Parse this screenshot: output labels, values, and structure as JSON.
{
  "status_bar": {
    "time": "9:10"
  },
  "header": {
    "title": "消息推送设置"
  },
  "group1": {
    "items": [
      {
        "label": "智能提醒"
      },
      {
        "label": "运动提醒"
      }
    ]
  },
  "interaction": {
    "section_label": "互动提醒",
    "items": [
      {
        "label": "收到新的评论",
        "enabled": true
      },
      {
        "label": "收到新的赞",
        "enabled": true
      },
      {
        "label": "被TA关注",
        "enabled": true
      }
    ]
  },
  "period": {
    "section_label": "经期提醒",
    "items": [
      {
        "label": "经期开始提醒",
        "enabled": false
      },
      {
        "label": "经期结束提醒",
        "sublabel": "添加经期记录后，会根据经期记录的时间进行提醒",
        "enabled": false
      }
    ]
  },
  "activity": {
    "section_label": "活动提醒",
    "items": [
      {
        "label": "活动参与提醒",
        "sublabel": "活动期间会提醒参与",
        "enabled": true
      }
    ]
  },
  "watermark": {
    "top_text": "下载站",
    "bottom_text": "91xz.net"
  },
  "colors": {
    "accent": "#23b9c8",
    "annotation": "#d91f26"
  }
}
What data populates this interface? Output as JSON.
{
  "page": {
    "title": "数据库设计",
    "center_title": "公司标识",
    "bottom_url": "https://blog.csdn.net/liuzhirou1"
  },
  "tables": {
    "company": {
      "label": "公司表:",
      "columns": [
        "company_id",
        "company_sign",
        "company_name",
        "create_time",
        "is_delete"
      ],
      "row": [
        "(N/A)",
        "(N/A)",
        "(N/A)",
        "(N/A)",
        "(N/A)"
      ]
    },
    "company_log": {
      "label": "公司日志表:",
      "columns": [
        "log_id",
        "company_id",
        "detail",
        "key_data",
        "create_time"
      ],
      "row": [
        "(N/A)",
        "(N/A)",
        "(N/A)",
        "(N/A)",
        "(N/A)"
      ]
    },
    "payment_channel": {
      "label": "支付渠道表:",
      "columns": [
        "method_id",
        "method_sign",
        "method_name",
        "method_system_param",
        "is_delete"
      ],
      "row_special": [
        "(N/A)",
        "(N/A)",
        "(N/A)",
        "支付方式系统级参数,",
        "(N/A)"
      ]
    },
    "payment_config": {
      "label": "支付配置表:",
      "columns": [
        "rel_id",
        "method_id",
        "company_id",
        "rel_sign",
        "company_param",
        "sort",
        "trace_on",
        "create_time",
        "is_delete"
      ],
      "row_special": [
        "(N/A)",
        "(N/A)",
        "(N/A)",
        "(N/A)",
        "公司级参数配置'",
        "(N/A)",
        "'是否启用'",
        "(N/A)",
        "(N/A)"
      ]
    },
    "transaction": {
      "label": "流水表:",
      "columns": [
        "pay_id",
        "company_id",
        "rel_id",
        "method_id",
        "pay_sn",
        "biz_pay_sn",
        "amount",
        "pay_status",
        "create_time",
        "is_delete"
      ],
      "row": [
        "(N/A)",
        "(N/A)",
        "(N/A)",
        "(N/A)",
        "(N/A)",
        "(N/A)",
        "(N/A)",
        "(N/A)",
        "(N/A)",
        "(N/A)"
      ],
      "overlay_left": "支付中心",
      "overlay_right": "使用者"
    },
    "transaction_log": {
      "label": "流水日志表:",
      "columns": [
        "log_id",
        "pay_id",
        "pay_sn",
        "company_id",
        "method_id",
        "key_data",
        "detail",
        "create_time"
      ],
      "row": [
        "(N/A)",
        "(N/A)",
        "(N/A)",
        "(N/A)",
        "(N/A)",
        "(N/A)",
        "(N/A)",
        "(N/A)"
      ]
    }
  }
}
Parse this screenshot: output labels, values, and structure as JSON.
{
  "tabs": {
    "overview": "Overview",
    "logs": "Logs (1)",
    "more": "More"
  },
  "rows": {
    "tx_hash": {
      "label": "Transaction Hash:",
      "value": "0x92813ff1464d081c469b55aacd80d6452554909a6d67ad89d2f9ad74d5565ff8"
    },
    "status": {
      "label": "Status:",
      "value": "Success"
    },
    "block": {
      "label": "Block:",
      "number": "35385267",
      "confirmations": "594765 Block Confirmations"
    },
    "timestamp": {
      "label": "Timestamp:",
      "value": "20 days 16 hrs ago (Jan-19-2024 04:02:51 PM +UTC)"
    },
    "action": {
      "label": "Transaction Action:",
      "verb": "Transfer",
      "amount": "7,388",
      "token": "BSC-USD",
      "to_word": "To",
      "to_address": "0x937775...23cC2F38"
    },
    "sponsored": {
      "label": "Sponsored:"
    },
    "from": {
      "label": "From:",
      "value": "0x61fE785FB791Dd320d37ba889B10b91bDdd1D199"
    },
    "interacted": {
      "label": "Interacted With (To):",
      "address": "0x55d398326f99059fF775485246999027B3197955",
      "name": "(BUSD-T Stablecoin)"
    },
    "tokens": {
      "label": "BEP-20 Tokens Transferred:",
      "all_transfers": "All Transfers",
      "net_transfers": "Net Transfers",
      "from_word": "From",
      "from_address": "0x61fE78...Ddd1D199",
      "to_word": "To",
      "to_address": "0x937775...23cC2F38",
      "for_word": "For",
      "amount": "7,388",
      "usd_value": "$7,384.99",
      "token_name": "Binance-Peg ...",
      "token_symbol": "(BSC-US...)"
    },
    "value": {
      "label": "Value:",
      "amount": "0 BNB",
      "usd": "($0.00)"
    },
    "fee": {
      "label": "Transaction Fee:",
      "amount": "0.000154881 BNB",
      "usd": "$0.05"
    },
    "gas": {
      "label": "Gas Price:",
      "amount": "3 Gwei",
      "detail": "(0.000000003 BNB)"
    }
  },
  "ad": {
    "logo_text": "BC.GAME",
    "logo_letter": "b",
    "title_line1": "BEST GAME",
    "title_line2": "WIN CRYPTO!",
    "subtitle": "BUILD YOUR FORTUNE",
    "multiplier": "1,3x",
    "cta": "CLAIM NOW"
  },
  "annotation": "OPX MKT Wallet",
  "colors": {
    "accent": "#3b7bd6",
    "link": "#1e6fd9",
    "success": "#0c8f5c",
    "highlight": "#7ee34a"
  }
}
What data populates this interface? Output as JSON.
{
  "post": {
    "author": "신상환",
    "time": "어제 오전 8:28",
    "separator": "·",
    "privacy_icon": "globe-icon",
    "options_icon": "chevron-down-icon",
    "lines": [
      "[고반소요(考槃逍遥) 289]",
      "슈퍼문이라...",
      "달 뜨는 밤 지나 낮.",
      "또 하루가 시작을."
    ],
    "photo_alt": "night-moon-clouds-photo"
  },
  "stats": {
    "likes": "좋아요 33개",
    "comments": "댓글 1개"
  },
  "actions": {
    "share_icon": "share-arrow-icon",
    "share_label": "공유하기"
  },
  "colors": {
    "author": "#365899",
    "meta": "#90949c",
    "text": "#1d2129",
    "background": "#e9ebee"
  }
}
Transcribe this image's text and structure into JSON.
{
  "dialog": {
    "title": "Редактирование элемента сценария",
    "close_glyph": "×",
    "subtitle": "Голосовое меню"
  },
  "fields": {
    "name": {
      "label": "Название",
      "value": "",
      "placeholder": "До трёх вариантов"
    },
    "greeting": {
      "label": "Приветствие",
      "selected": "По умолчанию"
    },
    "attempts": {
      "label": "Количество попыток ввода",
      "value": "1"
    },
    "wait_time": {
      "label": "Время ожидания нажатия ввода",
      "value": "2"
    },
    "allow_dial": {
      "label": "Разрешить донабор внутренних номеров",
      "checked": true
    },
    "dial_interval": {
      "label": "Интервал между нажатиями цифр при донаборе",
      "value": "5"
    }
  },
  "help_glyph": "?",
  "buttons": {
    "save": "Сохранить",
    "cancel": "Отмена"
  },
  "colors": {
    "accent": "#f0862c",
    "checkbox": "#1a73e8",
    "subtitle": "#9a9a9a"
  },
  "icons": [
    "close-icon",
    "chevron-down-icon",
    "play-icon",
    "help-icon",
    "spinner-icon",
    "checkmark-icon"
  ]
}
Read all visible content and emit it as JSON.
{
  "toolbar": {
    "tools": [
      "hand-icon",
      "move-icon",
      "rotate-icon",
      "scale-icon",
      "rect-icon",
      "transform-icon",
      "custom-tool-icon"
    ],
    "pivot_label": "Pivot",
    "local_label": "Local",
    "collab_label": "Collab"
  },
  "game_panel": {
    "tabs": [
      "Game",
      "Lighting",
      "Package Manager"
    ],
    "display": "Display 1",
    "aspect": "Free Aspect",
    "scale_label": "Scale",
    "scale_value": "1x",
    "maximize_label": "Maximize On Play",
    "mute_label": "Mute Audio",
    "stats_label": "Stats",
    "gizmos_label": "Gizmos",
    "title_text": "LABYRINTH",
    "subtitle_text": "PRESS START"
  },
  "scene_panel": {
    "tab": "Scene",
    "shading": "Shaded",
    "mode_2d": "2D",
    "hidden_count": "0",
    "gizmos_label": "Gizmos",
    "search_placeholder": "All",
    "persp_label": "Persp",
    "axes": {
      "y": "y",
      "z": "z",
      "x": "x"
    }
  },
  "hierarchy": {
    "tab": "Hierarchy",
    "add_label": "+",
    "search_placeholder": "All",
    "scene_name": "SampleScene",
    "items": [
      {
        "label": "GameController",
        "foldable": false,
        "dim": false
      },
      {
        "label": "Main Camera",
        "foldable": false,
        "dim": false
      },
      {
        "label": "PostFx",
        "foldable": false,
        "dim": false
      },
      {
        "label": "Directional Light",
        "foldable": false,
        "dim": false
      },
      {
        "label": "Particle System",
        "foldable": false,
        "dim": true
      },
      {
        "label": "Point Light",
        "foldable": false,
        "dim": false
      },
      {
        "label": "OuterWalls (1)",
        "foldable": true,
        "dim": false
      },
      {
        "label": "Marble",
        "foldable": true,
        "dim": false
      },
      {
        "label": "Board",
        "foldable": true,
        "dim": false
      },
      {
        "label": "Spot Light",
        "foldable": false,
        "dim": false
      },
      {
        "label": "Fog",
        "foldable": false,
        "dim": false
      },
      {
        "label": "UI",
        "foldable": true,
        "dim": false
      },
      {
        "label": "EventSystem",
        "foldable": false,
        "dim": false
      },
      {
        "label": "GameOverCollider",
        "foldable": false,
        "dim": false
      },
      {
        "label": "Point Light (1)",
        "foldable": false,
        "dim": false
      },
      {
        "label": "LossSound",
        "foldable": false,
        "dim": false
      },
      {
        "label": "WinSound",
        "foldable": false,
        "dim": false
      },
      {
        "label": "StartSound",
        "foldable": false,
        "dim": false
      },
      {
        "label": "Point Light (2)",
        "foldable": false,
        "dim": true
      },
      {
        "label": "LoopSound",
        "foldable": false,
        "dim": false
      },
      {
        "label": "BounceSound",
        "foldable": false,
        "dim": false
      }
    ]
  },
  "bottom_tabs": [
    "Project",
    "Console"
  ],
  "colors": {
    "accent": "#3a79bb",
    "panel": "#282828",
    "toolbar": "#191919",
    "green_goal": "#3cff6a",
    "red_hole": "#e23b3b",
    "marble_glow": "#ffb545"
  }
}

+ + + + + + +

#### STATED EXERCISE
Find how many lines in the listing hold "Point", and reply with that number only.

#### PROBLEM SOLUTION
3